:: Directive ::
Each entry below is to be duplicated verbatim.
++++ Dataset rows
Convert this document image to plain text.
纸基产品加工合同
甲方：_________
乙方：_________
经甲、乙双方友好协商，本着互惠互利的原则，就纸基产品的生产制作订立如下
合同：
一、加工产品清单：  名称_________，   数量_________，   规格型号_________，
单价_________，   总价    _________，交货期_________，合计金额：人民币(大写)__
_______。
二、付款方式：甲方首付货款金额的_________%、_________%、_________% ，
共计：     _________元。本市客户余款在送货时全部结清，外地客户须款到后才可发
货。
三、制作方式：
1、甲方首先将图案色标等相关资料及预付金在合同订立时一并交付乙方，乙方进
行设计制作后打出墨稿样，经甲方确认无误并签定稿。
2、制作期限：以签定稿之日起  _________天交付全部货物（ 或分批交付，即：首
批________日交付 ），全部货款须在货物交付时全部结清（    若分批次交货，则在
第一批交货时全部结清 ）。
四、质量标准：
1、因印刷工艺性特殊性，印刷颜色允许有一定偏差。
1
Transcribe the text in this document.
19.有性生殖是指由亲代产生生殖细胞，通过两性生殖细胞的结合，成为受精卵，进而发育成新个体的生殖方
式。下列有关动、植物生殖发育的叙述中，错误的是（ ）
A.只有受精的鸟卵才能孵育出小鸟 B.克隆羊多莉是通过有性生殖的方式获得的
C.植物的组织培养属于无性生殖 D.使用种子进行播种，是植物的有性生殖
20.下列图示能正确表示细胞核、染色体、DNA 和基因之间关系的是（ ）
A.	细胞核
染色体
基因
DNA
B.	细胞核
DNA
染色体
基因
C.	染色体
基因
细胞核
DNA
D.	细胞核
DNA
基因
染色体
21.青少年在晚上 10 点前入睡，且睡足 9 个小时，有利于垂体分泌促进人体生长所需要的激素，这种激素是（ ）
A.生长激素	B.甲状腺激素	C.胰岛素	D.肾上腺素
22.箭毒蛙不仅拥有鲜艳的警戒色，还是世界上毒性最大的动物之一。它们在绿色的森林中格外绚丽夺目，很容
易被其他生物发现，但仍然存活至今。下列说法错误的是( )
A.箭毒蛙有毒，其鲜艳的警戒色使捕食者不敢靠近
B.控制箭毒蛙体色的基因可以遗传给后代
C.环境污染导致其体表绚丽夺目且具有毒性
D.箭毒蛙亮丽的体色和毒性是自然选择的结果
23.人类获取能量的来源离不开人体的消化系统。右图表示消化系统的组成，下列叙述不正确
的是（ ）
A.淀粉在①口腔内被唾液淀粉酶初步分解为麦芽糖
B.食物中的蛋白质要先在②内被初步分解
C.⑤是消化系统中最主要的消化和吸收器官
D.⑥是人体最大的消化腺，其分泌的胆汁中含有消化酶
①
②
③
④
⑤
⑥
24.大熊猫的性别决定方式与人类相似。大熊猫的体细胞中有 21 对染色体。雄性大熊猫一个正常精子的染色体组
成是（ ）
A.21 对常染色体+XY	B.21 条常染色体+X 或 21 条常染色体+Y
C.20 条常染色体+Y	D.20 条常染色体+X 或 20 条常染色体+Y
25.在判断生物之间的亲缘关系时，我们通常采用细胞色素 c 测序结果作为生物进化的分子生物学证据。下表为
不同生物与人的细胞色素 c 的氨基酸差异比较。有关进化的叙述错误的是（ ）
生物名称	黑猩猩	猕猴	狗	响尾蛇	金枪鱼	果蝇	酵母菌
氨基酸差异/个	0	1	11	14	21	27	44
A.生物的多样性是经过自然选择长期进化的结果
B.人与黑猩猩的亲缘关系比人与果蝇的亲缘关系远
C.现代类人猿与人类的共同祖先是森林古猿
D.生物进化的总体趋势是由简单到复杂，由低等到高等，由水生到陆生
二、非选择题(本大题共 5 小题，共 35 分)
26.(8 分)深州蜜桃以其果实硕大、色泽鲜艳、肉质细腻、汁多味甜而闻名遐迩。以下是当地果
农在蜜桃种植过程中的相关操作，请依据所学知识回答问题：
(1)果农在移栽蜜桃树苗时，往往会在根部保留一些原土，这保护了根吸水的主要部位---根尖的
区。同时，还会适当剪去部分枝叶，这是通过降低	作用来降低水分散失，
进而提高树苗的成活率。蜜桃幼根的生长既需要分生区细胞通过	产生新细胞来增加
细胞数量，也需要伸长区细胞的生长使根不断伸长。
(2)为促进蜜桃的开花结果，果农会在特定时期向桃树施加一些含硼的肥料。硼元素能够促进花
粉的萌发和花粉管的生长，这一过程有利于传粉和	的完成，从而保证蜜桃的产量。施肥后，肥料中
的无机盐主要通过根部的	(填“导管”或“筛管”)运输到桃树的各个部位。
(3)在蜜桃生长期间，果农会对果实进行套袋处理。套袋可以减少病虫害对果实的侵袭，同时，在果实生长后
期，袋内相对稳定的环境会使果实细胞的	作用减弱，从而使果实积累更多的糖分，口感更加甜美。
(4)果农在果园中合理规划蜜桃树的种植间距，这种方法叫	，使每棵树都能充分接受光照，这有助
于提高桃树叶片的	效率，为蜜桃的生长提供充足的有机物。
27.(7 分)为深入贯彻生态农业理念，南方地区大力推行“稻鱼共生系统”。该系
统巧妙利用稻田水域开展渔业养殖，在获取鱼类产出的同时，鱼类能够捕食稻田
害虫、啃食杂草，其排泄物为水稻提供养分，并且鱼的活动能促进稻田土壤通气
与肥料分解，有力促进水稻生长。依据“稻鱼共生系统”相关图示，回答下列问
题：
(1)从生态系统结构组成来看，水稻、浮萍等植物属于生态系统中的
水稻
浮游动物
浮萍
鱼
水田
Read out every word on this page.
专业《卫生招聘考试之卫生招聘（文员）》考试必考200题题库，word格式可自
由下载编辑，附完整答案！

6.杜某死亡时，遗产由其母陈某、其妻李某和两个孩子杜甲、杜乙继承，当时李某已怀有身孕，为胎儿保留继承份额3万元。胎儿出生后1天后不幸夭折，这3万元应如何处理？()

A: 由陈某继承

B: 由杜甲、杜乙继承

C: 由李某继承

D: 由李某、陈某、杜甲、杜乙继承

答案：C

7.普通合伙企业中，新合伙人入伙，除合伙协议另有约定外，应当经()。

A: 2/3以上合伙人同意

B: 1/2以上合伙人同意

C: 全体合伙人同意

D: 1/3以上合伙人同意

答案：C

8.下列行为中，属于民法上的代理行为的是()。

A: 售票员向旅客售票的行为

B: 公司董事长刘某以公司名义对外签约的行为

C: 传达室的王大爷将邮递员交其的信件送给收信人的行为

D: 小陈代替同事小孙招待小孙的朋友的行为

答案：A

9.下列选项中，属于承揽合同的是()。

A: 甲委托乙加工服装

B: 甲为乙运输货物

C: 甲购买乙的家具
++++++++
:: Expected answer ::
Convert this document image to plain text.
纸基产品加工合同
甲方：_________
乙方：_________
经甲、乙双方友好协商，本着互惠互利的原则，就纸基产品的生产制作订立如下
合同：
一、加工产品清单：  名称_________，   数量_________，   规格型号_________，
单价_________，   总价    _________，交货期_________，合计金额：人民币(大写)__
_______。
二、付款方式：甲方首付货款金额的_________%、_________%、_________% ，
共计：     _________元。本市客户余款在送货时全部结清，外地客户须款到后才可发
货。
三、制作方式：
1、甲方首先将图案色标等相关资料及预付金在合同订立时一并交付乙方，乙方进
行设计制作后打出墨稿样，经甲方确认无误并签定稿。
2、制作期限：以签定稿之日起  _________天交付全部货物（ 或分批交付，即：首
批________日交付 ），全部货款须在货物交付时全部结清（    若分批次交货，则在
第一批交货时全部结清 ）。
四、质量标准：
1、因印刷工艺性特殊性，印刷颜色允许有一定偏差。
1
Transcribe the text in this document.
19.有性生殖是指由亲代产生生殖细胞，通过两性生殖细胞的结合，成为受精卵，进而发育成新个体的生殖方
式。下列有关动、植物生殖发育的叙述中，错误的是（ ）
A.只有受精的鸟卵才能孵育出小鸟 B.克隆羊多莉是通过有性生殖的方式获得的
C.植物的组织培养属于无性生殖 D.使用种子进行播种，是植物的有性生殖
20.下列图示能正确表示细胞核、染色体、DNA 和基因之间关系的是（ ）
A.	细胞核
染色体
基因
DNA
B.	细胞核
DNA
染色体
基因
C.	染色体
基因
细胞核
DNA
D.	细胞核
DNA
基因
染色体
21.青少年在晚上 10 点前入睡，且睡足 9 个小时，有利于垂体分泌促进人体生长所需要的激素，这种激素是（ ）
A.生长激素	B.甲状腺激素	C.胰岛素	D.肾上腺素
22.箭毒蛙不仅拥有鲜艳的警戒色，还是世界上毒性最大的动物之一。它们在绿色的森林中格外绚丽夺目，很容
易被其他生物发现，但仍然存活至今。下列说法错误的是( )
A.箭毒蛙有毒，其鲜艳的警戒色使捕食者不敢靠近
B.控制箭毒蛙体色的基因可以遗传给后代
C.环境污染导致其体表绚丽夺目且具有毒性
D.箭毒蛙亮丽的体色和毒性是自然选择的结果
23.人类获取能量的来源离不开人体的消化系统。右图表示消化系统的组成，下列叙述不正确
的是（ ）
A.淀粉在①口腔内被唾液淀粉酶初步分解为麦芽糖
B.食物中的蛋白质要先在②内被初步分解
C.⑤是消化系统中最主要的消化和吸收器官
D.⑥是人体最大的消化腺，其分泌的胆汁中含有消化酶
①
②
③
④
⑤
⑥
24.大熊猫的性别决定方式与人类相似。大熊猫的体细胞中有 21 对染色体。雄性大熊猫一个正常精子的染色体组
成是（ ）
A.21 对常染色体+XY	B.21 条常染色体+X 或 21 条常染色体+Y
C.20 条常染色体+Y	D.20 条常染色体+X 或 20 条常染色体+Y
25.在判断生物之间的亲缘关系时，我们通常采用细胞色素 c 测序结果作为生物进化的分子生物学证据。下表为
不同生物与人的细胞色素 c 的氨基酸差异比较。有关进化的叙述错误的是（ ）
生物名称	黑猩猩	猕猴	狗	响尾蛇	金枪鱼	果蝇	酵母菌
氨基酸差异/个	0	1	11	14	21	27	44
A.生物的多样性是经过自然选择长期进化的结果
B.人与黑猩猩的亲缘关系比人与果蝇的亲缘关系远
C.现代类人猿与人类的共同祖先是森林古猿
D.生物进化的总体趋势是由简单到复杂，由低等到高等，由水生到陆生
二、非选择题(本大题共 5 小题，共 35 分)
26.(8 分)深州蜜桃以其果实硕大、色泽鲜艳、肉质细腻、汁多味甜而闻名遐迩。以下是当地果
农在蜜桃种植过程中的相关操作，请依据所学知识回答问题：
(1)果农在移栽蜜桃树苗时，往往会在根部保留一些原土，这保护了根吸水的主要部位---根尖的
区。同时，还会适当剪去部分枝叶，这是通过降低	作用来降低水分散失，
进而提高树苗的成活率。蜜桃幼根的生长既需要分生区细胞通过	产生新细胞来增加
细胞数量，也需要伸长区细胞的生长使根不断伸长。
(2)为促进蜜桃的开花结果，果农会在特定时期向桃树施加一些含硼的肥料。硼元素能够促进花
粉的萌发和花粉管的生长，这一过程有利于传粉和	的完成，从而保证蜜桃的产量。施肥后，肥料中
的无机盐主要通过根部的	(填“导管”或“筛管”)运输到桃树的各个部位。
(3)在蜜桃生长期间，果农会对果实进行套袋处理。套袋可以减少病虫害对果实的侵袭，同时，在果实生长后
期，袋内相对稳定的环境会使果实细胞的	作用减弱，从而使果实积累更多的糖分，口感更加甜美。
(4)果农在果园中合理规划蜜桃树的种植间距，这种方法叫	，使每棵树都能充分接受光照，这有助
于提高桃树叶片的	效率，为蜜桃的生长提供充足的有机物。
27.(7 分)为深入贯彻生态农业理念，南方地区大力推行“稻鱼共生系统”。该系
统巧妙利用稻田水域开展渔业养殖，在获取鱼类产出的同时，鱼类能够捕食稻田
害虫、啃食杂草，其排泄物为水稻提供养分，并且鱼的活动能促进稻田土壤通气
与肥料分解，有力促进水稻生长。依据“稻鱼共生系统”相关图示，回答下列问
题：
(1)从生态系统结构组成来看，水稻、浮萍等植物属于生态系统中的
水稻
浮游动物
浮萍
鱼
水田
Read out every word on this page.
专业《卫生招聘考试之卫生招聘（文员）》考试必考200题题库，word格式可自
由下载编辑，附完整答案！

6.杜某死亡时，遗产由其母陈某、其妻李某和两个孩子杜甲、杜乙继承，当时李某已怀有身孕，为胎儿保留继承份额3万元。胎儿出生后1天后不幸夭折，这3万元应如何处理？()

A: 由陈某继承

B: 由杜甲、杜乙继承

C: 由李某继承

D: 由李某、陈某、杜甲、杜乙继承

答案：C

7.普通合伙企业中，新合伙人入伙，除合伙协议另有约定外，应当经()。

A: 2/3以上合伙人同意

B: 1/2以上合伙人同意

C: 全体合伙人同意

D: 1/3以上合伙人同意

答案：C

8.下列行为中，属于民法上的代理行为的是()。

A: 售票员向旅客售票的行为

B: 公司董事长刘某以公司名义对外签约的行为

C: 传达室的王大爷将邮递员交其的信件送给收信人的行为

D: 小陈代替同事小孙招待小孙的朋友的行为

答案：A

9.下列选项中，属于承揽合同的是()。

A: 甲委托乙加工服装

B: 甲为乙运输货物

C: 甲购买乙的家具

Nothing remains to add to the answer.